DATA SUPPLIED:
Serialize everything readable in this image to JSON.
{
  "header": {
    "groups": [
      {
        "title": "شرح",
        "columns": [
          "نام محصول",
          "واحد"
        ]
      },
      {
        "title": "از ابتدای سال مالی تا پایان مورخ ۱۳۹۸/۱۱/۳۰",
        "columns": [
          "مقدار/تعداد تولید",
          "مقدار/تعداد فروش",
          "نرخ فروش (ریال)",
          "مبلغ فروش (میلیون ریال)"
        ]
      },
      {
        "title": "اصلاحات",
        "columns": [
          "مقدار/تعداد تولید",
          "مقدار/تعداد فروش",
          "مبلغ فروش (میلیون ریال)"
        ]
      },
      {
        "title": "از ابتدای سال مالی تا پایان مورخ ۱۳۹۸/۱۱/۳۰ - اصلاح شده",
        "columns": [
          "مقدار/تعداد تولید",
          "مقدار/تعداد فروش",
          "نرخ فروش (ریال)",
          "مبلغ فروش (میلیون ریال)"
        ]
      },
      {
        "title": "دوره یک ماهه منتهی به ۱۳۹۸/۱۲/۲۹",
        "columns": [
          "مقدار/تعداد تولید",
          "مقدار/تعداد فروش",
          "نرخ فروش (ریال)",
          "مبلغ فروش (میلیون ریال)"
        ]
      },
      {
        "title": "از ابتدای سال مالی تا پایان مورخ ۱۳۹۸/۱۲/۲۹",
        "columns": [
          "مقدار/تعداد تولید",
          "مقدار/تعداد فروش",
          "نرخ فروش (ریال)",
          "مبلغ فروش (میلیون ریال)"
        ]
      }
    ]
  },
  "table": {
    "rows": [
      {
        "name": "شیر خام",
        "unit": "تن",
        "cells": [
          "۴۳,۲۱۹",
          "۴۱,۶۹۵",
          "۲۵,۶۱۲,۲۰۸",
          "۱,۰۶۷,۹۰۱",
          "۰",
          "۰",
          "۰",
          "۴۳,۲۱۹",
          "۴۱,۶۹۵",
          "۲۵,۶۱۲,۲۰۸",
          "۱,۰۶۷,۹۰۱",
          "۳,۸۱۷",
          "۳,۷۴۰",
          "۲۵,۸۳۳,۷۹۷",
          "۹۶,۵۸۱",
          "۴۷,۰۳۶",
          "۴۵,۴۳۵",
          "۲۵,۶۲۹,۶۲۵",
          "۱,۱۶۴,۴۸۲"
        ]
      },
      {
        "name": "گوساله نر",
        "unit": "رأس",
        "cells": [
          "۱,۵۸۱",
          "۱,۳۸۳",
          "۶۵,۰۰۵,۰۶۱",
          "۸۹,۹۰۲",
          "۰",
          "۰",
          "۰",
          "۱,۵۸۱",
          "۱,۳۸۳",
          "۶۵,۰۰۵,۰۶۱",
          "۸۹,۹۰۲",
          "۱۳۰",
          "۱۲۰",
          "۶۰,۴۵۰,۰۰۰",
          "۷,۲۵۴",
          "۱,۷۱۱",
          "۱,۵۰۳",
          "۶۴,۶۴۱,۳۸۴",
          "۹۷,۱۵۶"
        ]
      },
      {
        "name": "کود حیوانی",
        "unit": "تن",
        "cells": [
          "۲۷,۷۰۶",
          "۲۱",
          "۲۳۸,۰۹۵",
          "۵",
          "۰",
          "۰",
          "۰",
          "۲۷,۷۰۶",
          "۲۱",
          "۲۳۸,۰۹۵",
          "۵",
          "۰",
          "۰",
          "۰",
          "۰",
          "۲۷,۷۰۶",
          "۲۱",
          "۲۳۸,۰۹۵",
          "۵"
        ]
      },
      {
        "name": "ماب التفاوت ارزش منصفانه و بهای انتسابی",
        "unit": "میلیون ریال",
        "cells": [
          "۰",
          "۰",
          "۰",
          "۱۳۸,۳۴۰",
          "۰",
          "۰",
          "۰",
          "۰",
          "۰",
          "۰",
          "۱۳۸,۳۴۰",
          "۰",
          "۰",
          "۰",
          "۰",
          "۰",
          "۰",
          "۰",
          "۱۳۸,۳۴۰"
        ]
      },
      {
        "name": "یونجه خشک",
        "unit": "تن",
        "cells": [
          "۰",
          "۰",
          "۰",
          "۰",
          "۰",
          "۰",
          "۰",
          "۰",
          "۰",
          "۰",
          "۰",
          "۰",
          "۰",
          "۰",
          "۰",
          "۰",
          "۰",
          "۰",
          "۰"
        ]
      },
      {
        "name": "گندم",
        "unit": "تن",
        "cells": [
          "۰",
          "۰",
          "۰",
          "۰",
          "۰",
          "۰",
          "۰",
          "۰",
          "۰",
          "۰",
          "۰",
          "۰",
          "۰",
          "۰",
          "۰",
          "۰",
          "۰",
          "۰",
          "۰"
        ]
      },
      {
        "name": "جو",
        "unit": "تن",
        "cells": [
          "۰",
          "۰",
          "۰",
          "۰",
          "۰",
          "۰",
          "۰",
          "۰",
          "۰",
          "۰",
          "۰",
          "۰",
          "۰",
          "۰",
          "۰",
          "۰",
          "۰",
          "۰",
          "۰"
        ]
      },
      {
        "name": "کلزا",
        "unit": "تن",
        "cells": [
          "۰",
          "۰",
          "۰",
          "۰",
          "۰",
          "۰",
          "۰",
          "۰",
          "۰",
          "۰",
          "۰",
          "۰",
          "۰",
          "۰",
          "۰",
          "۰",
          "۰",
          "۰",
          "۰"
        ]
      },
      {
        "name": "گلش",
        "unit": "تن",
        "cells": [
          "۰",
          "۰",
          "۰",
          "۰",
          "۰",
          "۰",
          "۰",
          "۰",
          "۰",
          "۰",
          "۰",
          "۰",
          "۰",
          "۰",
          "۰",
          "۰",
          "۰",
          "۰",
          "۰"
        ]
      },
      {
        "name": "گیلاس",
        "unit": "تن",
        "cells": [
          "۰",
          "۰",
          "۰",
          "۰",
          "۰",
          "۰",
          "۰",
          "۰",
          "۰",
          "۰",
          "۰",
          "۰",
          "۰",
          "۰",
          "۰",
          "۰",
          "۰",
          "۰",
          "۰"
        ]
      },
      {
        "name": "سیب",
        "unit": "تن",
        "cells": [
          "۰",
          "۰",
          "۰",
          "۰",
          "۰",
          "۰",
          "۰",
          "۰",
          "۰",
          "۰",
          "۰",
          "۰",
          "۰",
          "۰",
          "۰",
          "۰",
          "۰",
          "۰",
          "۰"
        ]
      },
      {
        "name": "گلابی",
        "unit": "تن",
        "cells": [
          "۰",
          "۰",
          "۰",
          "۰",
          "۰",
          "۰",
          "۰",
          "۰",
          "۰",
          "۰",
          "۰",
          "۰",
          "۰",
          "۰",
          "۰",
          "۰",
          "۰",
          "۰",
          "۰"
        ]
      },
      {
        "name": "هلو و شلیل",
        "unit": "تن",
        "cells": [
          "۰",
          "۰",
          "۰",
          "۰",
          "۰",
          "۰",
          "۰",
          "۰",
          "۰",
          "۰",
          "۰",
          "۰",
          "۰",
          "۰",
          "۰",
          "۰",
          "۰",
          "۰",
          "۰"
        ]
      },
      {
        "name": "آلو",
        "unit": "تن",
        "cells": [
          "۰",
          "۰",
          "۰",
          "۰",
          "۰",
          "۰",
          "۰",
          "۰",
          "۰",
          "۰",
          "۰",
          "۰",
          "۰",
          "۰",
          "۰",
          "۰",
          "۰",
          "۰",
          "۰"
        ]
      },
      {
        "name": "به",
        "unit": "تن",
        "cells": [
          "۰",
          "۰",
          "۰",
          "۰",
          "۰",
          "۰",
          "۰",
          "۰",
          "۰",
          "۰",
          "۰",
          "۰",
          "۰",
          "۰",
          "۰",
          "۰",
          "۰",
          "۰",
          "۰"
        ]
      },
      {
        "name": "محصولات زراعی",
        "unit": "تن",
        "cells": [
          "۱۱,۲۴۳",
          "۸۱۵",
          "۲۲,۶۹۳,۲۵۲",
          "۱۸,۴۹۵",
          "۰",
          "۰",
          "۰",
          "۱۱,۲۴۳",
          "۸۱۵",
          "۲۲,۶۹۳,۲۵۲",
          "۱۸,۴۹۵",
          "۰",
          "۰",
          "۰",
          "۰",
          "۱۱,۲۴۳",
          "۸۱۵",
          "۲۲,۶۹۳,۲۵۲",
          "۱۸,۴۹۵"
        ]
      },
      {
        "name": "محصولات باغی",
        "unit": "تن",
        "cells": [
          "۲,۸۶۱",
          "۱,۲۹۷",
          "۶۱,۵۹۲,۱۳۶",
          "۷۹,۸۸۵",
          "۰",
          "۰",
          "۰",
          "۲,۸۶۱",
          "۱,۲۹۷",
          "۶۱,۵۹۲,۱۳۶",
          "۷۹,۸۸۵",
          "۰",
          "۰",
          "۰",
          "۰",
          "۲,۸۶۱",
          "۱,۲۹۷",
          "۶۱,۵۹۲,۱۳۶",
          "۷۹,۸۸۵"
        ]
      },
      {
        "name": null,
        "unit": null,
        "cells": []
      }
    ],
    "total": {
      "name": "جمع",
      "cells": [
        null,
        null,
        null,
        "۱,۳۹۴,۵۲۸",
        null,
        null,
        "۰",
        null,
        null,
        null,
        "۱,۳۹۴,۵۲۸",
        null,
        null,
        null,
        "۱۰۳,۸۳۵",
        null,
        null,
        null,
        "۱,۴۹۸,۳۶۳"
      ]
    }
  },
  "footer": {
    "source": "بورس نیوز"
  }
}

EXERCISE: Within the listing above, copy each line that has the string "title".

RESULT FOR THIS TASK:
        "title": "شرح",
        "title": "از ابتدای سال مالی تا پایان مورخ ۱۳۹۸/۱۱/۳۰",
        "title": "اصلاحات",
        "title": "از ابتدای سال مالی تا پایان مورخ ۱۳۹۸/۱۱/۳۰ - اصلاح شده",
        "title": "دوره یک ماهه منتهی به ۱۳۹۸/۱۲/۲۹",
        "title": "از ابتدای سال مالی تا پایان مورخ ۱۳۹۸/۱۲/۲۹",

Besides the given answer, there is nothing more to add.